Check each line of the entries below for the string "JSON"; copy every line where it appears.
______________________________
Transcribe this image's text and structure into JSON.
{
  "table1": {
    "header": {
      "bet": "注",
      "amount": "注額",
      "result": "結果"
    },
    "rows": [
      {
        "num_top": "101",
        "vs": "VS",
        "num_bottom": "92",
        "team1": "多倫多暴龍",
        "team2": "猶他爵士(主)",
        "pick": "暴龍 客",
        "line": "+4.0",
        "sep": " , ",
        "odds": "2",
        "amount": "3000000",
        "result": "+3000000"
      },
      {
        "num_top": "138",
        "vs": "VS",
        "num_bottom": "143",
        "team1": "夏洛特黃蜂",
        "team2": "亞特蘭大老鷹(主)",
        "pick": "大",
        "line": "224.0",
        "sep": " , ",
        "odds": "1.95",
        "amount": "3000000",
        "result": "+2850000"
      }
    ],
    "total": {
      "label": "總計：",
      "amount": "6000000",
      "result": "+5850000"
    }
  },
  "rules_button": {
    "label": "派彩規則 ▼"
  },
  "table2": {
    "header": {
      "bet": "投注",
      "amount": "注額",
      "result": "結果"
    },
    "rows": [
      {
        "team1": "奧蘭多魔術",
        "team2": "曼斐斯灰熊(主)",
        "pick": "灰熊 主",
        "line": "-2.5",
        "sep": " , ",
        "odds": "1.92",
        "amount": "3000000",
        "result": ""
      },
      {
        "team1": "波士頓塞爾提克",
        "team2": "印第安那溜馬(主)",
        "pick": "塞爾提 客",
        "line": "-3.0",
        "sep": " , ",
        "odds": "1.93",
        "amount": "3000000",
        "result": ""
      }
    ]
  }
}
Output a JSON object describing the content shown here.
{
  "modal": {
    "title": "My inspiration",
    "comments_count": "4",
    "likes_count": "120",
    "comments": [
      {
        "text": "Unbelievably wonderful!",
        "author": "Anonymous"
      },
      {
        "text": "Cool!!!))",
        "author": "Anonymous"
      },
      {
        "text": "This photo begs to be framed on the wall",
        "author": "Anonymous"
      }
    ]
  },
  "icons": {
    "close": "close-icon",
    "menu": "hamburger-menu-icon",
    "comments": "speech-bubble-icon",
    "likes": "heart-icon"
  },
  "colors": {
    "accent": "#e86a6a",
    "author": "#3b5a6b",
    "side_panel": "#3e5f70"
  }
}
______________________________
▶ _Output of the task_:
Transcribe this image's text and structure into JSON.
Output a JSON object describing the content shown here.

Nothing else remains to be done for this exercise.